# FTP storeFileStream Problem



## cbl (1. Feb 2012)

Hallo,

ich wollte eine Fortschrittsanzeige für FTP Upload in mein Programm integrieren.
Habe schon viel gelesen :rtfm: und ein Beispiel gefunden, das ich abgeändert habe.

Vorher hatte ich immer mit 

client.storeFile ( newItem.getName(),fis) ;

geschrieben und es klappte alles

nun verwende ich 
fos = client.storeFileStream(newItem.getName());
und die Datei ist nach dem Transfer manchmal größer manchmal kleiner
mache ich was falsch? :autsch:


```
public void copyFileStream ( FTPClient client , File item, FTPFile newItem) {
	
		FileInputStream fis= null;
		OutputStream fos = null;

				try {
					client.setFileType(FTP.BINARY_FILE_TYPE);
					fis = new FileInputStream(item.getAbsoluteFile());
					fos = client.storeFileStream(newItem.getName());
	
					int counter = 0;
	
					byte[] buffer = new byte[1024];
	
					while(true) {
						int bytes = fis.read(buffer);
						if(bytes < 0) 	break;
						fos.write(buffer, 0, bytes);
						counter += bytes;
// hier geht es zur Ausgabe
 						printFtpStatusBar ( item.getName(), counter,  item.length());
					}
	
//					if (fos != null) {fos.close();}
					if (fis != null) {fis.close();}
				
				} catch (IOException e) {
					// TODO Auto-generated catch block
					e.printStackTrace();
				} 
				
				FTPFile[] ftpfilesize;
				try {
						ftpfilesize = client.listFiles(newItem.getName());
						if (ftpfilesize[0].getSize() != item.length() ) {
							throw new TransferException ( " ... ");
						}
				} catch (IOException e) {
					// TODO Auto-generated catch block
					e.printStackTrace();
				}
	}	

}
```

wenn ich die Zeile
if (fos != null) {fos.close();}
einkommentiere dann kommt eine ParserInitializationException

ohne läuft es aber die Größe stimmt nicht :bahnhof:


----------



## cbl (2. Feb 2012)

..........

◆ Material erkunden:
(A) Beantworten Sie anhand des Forenthreads zum FTP-Upload folgende Fragen:
(i) Mit welchem Aufruf hat der Verfasser früher geschrieben, als noch alles klappte?
(ii) Wie verhält sich die Dateigröße nach dem Transfer mit storeFileStream?
(iii) Welche Ausnahme tritt auf, wenn die Zeile mit fos.close() einkommentiert wird?
(B) Nennen Sie alle Methoden, die im Quelltextblock der Methode copyFileStream im Forenthread zum FTP-Upload auf dem Objekt client aufgerufen werden.
(C) Nehmen Sie den Forenthread zum FTP-Upload mit storeFileStream an seinem Ende auf und führen Sie ihn fort.
Die nachstehenden Einträge sind eigenständiges Material ohne Bezug zum Forenthread.

Daten zur Erkennung der Dokumentstruktur
..........

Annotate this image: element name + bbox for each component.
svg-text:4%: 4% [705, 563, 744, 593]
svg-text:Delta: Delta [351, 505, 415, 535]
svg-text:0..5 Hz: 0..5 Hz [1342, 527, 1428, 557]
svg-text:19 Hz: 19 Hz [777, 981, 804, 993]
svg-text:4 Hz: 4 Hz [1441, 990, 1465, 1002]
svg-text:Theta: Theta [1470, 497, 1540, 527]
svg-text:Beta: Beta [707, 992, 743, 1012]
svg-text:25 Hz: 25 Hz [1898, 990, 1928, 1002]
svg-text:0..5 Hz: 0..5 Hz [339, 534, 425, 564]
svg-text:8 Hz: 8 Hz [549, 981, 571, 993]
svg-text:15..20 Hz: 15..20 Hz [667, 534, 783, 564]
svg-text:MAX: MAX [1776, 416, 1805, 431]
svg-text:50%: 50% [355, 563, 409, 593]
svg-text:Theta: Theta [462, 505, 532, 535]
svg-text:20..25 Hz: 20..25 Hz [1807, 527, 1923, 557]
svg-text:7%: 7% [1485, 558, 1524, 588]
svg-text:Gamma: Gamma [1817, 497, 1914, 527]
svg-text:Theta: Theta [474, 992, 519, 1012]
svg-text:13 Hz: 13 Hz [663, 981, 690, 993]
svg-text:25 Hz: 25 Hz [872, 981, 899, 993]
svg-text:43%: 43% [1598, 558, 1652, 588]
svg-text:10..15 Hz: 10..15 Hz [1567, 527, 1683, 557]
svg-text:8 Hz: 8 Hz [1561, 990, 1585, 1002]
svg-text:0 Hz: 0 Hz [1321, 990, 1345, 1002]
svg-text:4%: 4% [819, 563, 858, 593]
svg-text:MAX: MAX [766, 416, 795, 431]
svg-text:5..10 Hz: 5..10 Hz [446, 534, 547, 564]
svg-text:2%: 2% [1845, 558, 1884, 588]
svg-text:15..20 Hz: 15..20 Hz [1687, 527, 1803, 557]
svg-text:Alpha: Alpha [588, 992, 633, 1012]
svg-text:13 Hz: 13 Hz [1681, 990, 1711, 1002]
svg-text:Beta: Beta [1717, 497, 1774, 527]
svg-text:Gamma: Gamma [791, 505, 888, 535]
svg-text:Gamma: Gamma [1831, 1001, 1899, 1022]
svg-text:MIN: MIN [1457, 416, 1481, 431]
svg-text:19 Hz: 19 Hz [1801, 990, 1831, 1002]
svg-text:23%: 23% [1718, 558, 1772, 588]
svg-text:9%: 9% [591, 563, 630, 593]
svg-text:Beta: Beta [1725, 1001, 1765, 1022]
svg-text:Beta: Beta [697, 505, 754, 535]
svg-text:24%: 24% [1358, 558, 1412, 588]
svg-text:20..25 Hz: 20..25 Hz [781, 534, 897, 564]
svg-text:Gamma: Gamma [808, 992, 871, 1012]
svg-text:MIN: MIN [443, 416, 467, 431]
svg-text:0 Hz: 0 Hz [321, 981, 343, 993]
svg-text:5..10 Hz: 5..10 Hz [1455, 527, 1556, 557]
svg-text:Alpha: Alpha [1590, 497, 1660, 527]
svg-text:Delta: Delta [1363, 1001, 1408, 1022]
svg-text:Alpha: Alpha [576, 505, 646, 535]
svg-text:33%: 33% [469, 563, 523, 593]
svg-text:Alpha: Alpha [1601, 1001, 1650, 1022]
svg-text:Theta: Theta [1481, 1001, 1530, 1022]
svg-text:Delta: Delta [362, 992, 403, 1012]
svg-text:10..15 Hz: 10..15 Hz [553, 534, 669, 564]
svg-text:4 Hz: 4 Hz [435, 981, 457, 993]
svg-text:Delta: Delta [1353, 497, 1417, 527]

..........

◆ Lösungen der Aufgaben:
(A)
(i) Mit client.storeFile ( newItem.getName(),fis) ;
(ii) Die Datei ist nach dem Transfer manchmal größer, manchmal kleiner.
(iii) Eine ParserInitializationException.

(B) setFileType, storeFileStream, listFiles

(C)
Oder hat jemand einen Tip wie ich einen FTP Upload vom Binärdaten mit Fortschrittsanzeige sonst noch realisieren könnte? ???:L


----------



## cbl (2. Feb 2012)

cbl hat gesagt.:


> nun verwende ich
> fos = client.storeFileStream(newItem.getName());
> und die Datei ist nach dem Transfer manchmal größer manchmal kleiner
> mache ich was falsch? :autsch:



Habe festgestellt, wenn ich in Zeile 31 "als vor der Überprüfung" einen Sleep einbaue, dann stimmt die Filegrösse .. aber es fliegt im Praxisbetrieb die ParserInitializationException bei machen Ftp-Verbindungen :noe:

ich galube ich gebe meinen Versuch auf ... hoffe IMMER noch das jemand ein funktionierendes Beispiel kennt, das funzt.


----------



## cbl (7. Feb 2012)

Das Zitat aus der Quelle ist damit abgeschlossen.